-- START OF Records shown --

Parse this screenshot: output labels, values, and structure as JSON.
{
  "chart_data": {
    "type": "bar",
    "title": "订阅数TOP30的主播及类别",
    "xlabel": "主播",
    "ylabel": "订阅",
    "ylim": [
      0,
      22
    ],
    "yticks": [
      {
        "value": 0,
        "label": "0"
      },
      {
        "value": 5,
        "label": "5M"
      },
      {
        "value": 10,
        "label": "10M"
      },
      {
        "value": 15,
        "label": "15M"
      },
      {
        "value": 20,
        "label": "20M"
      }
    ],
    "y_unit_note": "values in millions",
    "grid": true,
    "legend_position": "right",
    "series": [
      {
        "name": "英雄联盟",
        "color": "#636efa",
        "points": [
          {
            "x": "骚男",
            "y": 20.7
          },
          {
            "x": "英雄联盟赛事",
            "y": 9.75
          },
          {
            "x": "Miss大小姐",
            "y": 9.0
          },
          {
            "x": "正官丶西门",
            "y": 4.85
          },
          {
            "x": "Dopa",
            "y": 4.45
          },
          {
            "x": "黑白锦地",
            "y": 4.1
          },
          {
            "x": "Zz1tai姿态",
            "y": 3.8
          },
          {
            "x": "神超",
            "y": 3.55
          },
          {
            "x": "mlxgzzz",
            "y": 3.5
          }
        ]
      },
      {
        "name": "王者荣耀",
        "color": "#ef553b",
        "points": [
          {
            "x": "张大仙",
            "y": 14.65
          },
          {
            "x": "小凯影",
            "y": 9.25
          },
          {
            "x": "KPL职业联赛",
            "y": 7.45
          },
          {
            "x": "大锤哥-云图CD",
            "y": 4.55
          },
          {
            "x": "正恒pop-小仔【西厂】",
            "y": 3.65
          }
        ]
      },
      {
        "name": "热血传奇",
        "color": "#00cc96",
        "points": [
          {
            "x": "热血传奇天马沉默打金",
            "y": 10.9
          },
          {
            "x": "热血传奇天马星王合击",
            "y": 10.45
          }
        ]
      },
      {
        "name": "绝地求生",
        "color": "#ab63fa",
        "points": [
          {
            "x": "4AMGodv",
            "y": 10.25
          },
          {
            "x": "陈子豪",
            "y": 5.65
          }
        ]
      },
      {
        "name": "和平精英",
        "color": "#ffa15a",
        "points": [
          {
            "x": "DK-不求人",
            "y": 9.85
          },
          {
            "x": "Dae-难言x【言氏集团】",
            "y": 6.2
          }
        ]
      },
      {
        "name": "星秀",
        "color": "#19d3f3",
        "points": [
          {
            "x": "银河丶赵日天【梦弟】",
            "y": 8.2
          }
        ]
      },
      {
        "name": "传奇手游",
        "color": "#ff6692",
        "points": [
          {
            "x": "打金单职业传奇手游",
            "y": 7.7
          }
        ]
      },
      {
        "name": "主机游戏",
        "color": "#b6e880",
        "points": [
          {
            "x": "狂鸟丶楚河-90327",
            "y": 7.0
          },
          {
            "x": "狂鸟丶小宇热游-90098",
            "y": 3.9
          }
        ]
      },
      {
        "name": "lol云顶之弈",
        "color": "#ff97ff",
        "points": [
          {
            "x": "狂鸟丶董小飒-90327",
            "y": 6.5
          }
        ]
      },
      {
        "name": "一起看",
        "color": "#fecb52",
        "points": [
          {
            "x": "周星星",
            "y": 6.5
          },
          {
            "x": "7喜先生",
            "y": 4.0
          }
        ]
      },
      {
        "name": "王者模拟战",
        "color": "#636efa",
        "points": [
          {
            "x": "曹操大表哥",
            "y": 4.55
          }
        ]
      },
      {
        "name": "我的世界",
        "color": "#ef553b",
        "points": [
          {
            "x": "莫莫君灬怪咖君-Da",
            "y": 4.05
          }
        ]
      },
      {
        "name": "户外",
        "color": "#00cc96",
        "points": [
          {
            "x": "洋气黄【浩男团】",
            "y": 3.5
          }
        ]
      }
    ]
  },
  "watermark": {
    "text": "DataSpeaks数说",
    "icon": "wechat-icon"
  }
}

-- END OF Records shown --

Say how many lines include the word "values"; reply with the number alone.

2